◆ **TASK**:
Copy out the lines below word for word, from the first one through the line that reads "column-1 bbox=[70, 216, 400, 1447]".

(Dataset excerpt)
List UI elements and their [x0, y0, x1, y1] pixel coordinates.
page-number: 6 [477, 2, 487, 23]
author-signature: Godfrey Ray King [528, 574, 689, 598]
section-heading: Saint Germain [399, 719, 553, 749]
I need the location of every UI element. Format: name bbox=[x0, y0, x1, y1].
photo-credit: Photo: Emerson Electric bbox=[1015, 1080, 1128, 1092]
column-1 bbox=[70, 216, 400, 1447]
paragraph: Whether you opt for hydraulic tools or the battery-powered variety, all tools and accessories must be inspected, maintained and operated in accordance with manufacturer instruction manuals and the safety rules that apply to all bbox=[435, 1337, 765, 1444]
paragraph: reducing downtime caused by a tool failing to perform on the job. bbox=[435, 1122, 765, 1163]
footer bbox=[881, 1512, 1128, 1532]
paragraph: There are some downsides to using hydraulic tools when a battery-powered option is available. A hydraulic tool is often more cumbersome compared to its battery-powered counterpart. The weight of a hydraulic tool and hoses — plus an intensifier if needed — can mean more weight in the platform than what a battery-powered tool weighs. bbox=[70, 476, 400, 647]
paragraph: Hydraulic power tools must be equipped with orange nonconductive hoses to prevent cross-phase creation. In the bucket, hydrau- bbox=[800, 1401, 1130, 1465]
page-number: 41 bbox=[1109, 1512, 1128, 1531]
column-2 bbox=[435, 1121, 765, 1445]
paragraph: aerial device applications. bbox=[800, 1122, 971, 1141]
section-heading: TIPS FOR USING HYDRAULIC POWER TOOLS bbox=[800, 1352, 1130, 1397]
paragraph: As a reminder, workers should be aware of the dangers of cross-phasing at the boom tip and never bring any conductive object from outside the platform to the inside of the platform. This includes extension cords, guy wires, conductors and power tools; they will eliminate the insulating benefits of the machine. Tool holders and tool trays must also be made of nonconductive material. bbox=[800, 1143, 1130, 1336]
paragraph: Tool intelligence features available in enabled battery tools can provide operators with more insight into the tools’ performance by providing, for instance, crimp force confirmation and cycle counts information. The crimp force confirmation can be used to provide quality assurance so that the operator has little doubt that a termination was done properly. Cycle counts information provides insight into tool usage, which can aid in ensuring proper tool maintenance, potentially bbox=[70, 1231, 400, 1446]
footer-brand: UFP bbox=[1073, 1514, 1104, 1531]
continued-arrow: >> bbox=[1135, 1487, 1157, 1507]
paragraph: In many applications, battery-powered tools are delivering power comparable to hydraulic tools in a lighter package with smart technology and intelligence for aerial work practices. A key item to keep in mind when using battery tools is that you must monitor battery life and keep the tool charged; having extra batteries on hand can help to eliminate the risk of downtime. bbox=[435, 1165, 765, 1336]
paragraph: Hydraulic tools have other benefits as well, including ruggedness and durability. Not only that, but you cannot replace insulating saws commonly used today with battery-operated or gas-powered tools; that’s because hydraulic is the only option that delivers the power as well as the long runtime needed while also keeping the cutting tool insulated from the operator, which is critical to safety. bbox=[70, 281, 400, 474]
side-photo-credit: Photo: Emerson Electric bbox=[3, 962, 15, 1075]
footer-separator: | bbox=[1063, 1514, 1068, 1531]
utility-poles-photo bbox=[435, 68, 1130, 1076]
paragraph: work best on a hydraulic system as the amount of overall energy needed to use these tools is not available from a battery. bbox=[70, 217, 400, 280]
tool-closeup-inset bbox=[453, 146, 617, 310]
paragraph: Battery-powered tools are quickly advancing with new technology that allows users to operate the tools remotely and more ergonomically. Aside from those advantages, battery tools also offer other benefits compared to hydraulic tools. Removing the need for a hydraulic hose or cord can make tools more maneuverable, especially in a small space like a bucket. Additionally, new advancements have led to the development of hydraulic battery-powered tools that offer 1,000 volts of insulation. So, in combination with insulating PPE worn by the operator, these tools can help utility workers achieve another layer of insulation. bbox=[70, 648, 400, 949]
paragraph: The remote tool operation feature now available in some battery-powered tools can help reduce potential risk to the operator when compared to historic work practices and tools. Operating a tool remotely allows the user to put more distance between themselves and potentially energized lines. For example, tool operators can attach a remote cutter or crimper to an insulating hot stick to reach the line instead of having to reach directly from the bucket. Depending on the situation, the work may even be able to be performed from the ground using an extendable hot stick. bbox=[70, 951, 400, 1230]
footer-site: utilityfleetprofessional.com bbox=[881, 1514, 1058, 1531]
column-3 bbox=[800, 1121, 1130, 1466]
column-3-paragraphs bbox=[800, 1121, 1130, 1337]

◆ **RESULT OF THE TASK**:
List UI elements and their [x0, y0, x1, y1] pixel coordinates.
page-number: 6 [477, 2, 487, 23]
author-signature: Godfrey Ray King [528, 574, 689, 598]
section-heading: Saint Germain [399, 719, 553, 749]
I need the location of every UI element. Format: name bbox=[x0, y0, x1, y1].
photo-credit: Photo: Emerson Electric bbox=[1015, 1080, 1128, 1092]
column-1 bbox=[70, 216, 400, 1447]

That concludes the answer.